━━ DOKUMENTABSCHNITT
Wien - Im Wiener Straflandesgericht ist am Montag der Prozess gegen Gerhard Bruckberger (47) eröffnet worden, der mit einem weitverzweigten Firmengeflecht seit über zwei Jahrzehnten im Versandhandel und Online-Marketing sowie unter der Marke "Friedrich Müller" als Veranstalter von Gewinnspielen tätig war. Konsumentenschützer hatten wiederholt vor den Praktiken des Gewinnspiel-Betreibers gewarnt.
Seit 4. Februar 2013 sitzt Bruckberger in U-Haft. Wie Staatsanwalt Marcus Böhm in seinem Eingangsstatement erklärte, soll es sich bei ihm um einen gerissenen Betrüger handeln, "der spätestens im Jahr 2000" kriminell geworden sei und unzählige Opfer "abgezockt" habe. Der Angeklagte habe "Hunderttausende, Millionen Gewinnbenachrichtigungen verschickt" und die Empfänger "bewusst getäuscht", indem er ihnen vormachte, das große Los gezogen zu haben.
━━━━
━━ BEREITGESTELLTES MATERIAL
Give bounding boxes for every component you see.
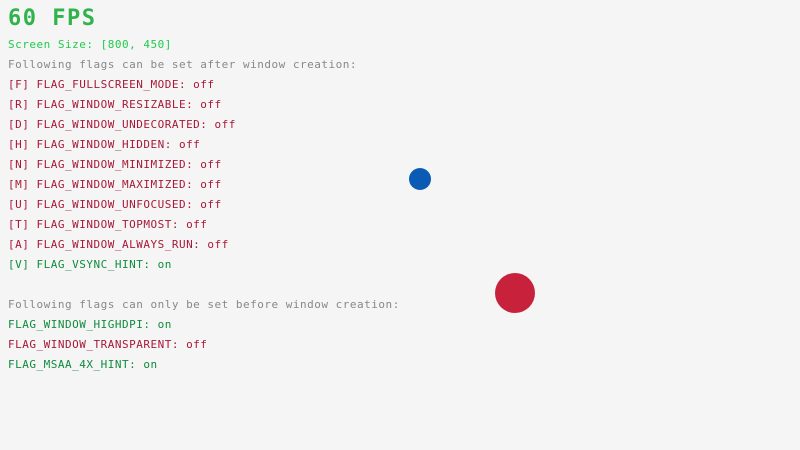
flag-row-window-minimized[interactable]: [N] FLAG_WINDOW_MINIMIZED: off [8, 159, 222, 170]
app-canvas: 60 FPS Screen Size: [800, 450] Following… [0, 0, 800, 450]
flag-row-msaa-4x-hint: FLAG_MSAA_4X_HINT: on [8, 359, 158, 370]
flag-row-window-maximized[interactable]: [M] FLAG_WINDOW_MAXIMIZED: off [8, 179, 222, 190]
section-heading-after-creation: Following flags can be set after window … [8, 59, 357, 70]
flag-row-vsync-hint[interactable]: [V] FLAG_VSYNC_HINT: on [8, 259, 172, 270]
flag-row-fullscreen-mode[interactable]: [F] FLAG_FULLSCREEN_MODE: off [8, 79, 215, 90]
flag-row-window-undecorated[interactable]: [D] FLAG_WINDOW_UNDECORATED: off [8, 119, 236, 130]
flag-row-window-topmost[interactable]: [T] FLAG_WINDOW_TOPMOST: off [8, 219, 207, 230]
flag-row-window-unfocused[interactable]: [U] FLAG_WINDOW_UNFOCUSED: off [8, 199, 222, 210]
section-heading-before-creation: Following flags can only be set before w… [8, 299, 400, 310]
flag-row-window-always-run[interactable]: [A] FLAG_WINDOW_ALWAYS_RUN: off [8, 239, 229, 250]
flag-row-window-resizable[interactable]: [R] FLAG_WINDOW_RESIZABLE: off [8, 99, 222, 110]
flag-row-window-highdpi: FLAG_WINDOW_HIGHDPI: on [8, 319, 172, 330]
screen-size-label: Screen Size: [800, 450] [8, 39, 172, 50]
fps-counter: 60 FPS [8, 8, 96, 30]
flag-row-window-hidden[interactable]: [H] FLAG_WINDOW_HIDDEN: off [8, 139, 200, 150]
blue-ball [409, 168, 431, 190]
flag-row-window-transparent: FLAG_WINDOW_TRANSPARENT: off [8, 339, 207, 350]
red-ball [495, 273, 535, 313]
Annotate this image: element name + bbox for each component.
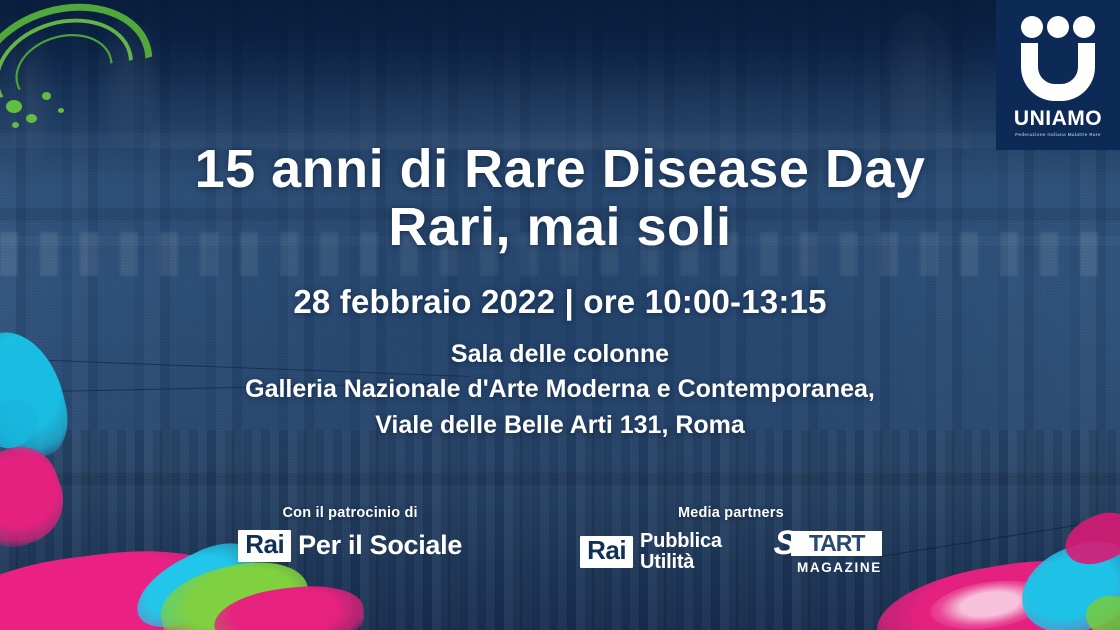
start-tart-letters: TART	[809, 532, 865, 555]
rai-per-il-sociale-label: Per il Sociale	[298, 532, 462, 559]
rai-badge: Rai	[238, 530, 291, 562]
page-title: 15 anni di Rare Disease Day Rari, mai so…	[0, 140, 1120, 257]
venue-room: Sala delle colonne	[245, 337, 875, 373]
partners-footer: Con il patrocinio di Rai Per il Sociale …	[0, 505, 1120, 574]
rai-pubblica-line: Pubblica	[640, 531, 722, 552]
patrocinio-group: Con il patrocinio di Rai Per il Sociale	[238, 505, 462, 562]
event-datetime: 28 febbraio 2022 | ore 10:00-13:15	[293, 283, 826, 321]
start-tart-bar: TART	[791, 531, 881, 556]
start-wordmark: S TART	[774, 530, 882, 558]
venue-institution: Galleria Nazionale d'Arte Moderna e Cont…	[245, 372, 875, 408]
media-partners-group: Media partners Rai Pubblica Utilità S TA…	[580, 505, 882, 574]
media-partners-logos: Rai Pubblica Utilità S TART MAGAZINE	[580, 530, 882, 574]
title-line-2: Rari, mai soli	[0, 198, 1120, 256]
venue-address: Viale delle Belle Arti 131, Roma	[245, 408, 875, 444]
rai-pubblica-utilita-logo: Rai Pubblica Utilità	[580, 531, 722, 573]
rai-pubblica-utilita-label: Pubblica Utilità	[640, 531, 722, 573]
patrocinio-logos: Rai Per il Sociale	[238, 530, 462, 562]
event-venue: Sala delle colonne Galleria Nazionale d'…	[245, 337, 875, 444]
title-line-1: 15 anni di Rare Disease Day	[0, 140, 1120, 198]
start-magazine-sublabel: MAGAZINE	[797, 561, 882, 575]
patrocinio-label: Con il patrocinio di	[282, 505, 417, 521]
rai-utilita-line: Utilità	[640, 552, 722, 573]
rai-badge: Rai	[580, 536, 633, 568]
rai-per-il-sociale-logo: Rai Per il Sociale	[238, 530, 462, 562]
media-partners-label: Media partners	[678, 505, 784, 521]
event-poster: UNIAMO Federazione Italiana Malattie Rar…	[0, 0, 1120, 630]
start-magazine-logo: S TART MAGAZINE	[774, 530, 882, 574]
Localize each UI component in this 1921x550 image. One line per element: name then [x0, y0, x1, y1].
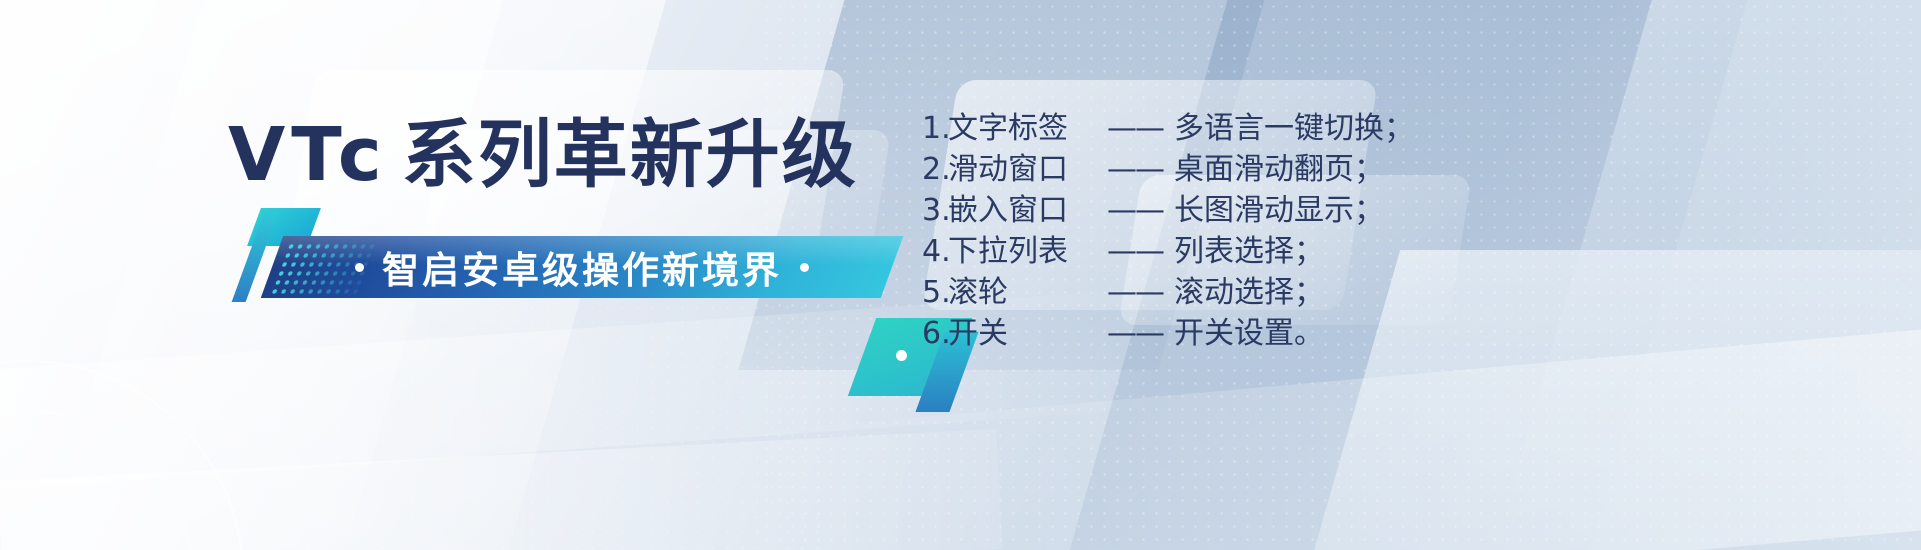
- feature-dash: ——: [1096, 108, 1174, 149]
- feature-row-3: 3. 嵌入窗口 —— 长图滑动显示；: [922, 190, 1414, 231]
- headline-product-name: VTc: [228, 112, 388, 198]
- feature-row-2: 2. 滑动窗口 —— 桌面滑动翻页；: [922, 149, 1414, 190]
- feature-name: 滚轮: [948, 272, 1096, 313]
- feature-row-5: 5. 滚轮 —— 滚动选择；: [922, 272, 1414, 313]
- feature-index: 1.: [922, 108, 948, 149]
- feature-index: 5.: [922, 272, 948, 313]
- bullet-dot-right-icon: [800, 263, 809, 272]
- teal-accent-dot-icon: [896, 350, 907, 361]
- ribbon-text-container: 智启安卓级操作新境界: [272, 236, 892, 298]
- feature-index: 3.: [922, 190, 948, 231]
- feature-index: 2.: [922, 149, 948, 190]
- feature-index: 6.: [922, 313, 948, 354]
- feature-desc: 多语言一键切换；: [1174, 108, 1414, 149]
- headline-tagline: 系列革新升级: [402, 112, 858, 198]
- feature-desc: 桌面滑动翻页；: [1174, 149, 1384, 190]
- feature-desc: 长图滑动显示；: [1174, 190, 1384, 231]
- banner-headline: VTc系列革新升级: [228, 118, 858, 192]
- feature-list: 1. 文字标签 —— 多语言一键切换； 2. 滑动窗口 —— 桌面滑动翻页； 3…: [922, 108, 1414, 354]
- feature-index: 4.: [922, 231, 948, 272]
- feature-desc: 列表选择；: [1174, 231, 1324, 272]
- product-banner: VTc系列革新升级 智启安卓级操作新境界 1. 文字标签 —— 多语言一键切换；…: [0, 0, 1921, 550]
- feature-name: 滑动窗口: [948, 149, 1096, 190]
- feature-dash: ——: [1096, 272, 1174, 313]
- subtitle-ribbon: 智启安卓级操作新境界: [248, 208, 908, 304]
- feature-dash: ——: [1096, 231, 1174, 272]
- feature-dash: ——: [1096, 313, 1174, 354]
- feature-desc: 开关设置。: [1174, 313, 1324, 354]
- feature-desc: 滚动选择；: [1174, 272, 1324, 313]
- subtitle-text: 智启安卓级操作新境界: [382, 240, 782, 294]
- feature-row-1: 1. 文字标签 —— 多语言一键切换；: [922, 108, 1414, 149]
- feature-row-4: 4. 下拉列表 —— 列表选择；: [922, 231, 1414, 272]
- feature-name: 下拉列表: [948, 231, 1096, 272]
- feature-dash: ——: [1096, 149, 1174, 190]
- feature-name: 嵌入窗口: [948, 190, 1096, 231]
- feature-row-6: 6. 开关 —— 开关设置。: [922, 313, 1414, 354]
- feature-name: 文字标签: [948, 108, 1096, 149]
- feature-dash: ——: [1096, 190, 1174, 231]
- bullet-dot-left-icon: [355, 263, 364, 272]
- feature-name: 开关: [948, 313, 1096, 354]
━━━━
Setze den Bericht über den Prozess gegen Gerhard Bruckberger im Anschluss an seinen letzten Satz fort.

Gebühr oder Mehrwertnummer
Um den Gewinn einzustreifen, mussten die vorgeblich Glücklichen laut Anklage entweder eine Gebühr zwischen zehn und 100 Euro entrichten oder eine kostenpflichtige Mehrwertnummer anrufen, wobei die Gespräche dem Staatsanwalt zufolge gezielt in die Länge gezogen wurden, um die Kosten in die Höhe zu treiben. Im Durchschnitt habe ein solches Telefonat 16 Minuten gedauert, sagte Böhm. Etliche Personen hätten die geforderte Gebühr per Post abgeschickt, was sich der Staatsanwalt mit dem "Zielpublikum" erklärte, das Bruckberger bewusst ausgewählt habe: Es habe sich dabei "um ältere, zum Teil altersdemente, eher minderintellektuelle, leichtgläubige, einfältige Leute" gehandelt. Nur vier Prozent der Empfänger wären jünger als 59 Jahre gewesen. Die Hälfte der Opfer wären inzwischen tot oder dement und damit nicht mehr einvernahmefähig, sagte Böhm.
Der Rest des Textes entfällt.